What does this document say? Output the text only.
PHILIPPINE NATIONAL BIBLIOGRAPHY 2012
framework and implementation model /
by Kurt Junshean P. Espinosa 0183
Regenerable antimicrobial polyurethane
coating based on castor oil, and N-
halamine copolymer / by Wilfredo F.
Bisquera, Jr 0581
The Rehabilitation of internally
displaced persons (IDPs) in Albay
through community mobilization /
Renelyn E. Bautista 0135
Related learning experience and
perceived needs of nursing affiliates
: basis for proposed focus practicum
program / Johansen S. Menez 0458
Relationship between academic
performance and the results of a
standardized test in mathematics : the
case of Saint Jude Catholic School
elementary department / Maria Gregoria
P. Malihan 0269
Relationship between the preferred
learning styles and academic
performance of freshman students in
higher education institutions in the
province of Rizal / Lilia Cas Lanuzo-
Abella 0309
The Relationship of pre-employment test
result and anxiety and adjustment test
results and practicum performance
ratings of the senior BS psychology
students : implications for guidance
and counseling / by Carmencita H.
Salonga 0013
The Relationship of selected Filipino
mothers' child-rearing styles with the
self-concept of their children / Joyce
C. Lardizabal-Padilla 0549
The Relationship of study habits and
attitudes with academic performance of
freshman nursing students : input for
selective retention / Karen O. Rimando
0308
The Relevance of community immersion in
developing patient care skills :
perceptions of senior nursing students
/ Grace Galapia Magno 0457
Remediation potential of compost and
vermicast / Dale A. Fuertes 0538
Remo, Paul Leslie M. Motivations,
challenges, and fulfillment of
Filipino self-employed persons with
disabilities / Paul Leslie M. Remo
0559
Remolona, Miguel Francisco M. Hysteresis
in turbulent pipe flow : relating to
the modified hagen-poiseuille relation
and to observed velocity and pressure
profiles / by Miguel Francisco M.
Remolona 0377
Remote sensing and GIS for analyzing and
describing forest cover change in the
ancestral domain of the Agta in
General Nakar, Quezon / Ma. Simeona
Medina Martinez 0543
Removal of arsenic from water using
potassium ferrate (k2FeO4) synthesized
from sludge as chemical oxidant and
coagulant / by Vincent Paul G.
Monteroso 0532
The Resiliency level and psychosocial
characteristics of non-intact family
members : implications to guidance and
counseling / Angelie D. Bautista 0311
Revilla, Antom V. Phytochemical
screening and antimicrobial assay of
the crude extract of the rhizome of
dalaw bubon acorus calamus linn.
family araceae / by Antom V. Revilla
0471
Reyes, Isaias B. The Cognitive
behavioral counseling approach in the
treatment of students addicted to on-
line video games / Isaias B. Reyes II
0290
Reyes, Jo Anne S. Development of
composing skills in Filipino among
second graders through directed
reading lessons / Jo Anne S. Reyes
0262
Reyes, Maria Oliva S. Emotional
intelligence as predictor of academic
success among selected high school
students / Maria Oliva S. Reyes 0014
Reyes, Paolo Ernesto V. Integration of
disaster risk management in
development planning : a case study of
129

What to produce
Which lines hold the word "Reyes"? Copy each of them from the records.

Output of the task
Reyes, Isaias B. The Cognitive
line video games / Isaias B. Reyes II
Reyes, Jo Anne S. Development of
reading lessons / Jo Anne S. Reyes
Reyes, Maria Oliva S. Emotional
students / Maria Oliva S. Reyes 0014
Reyes, Paolo Ernesto V. Integration of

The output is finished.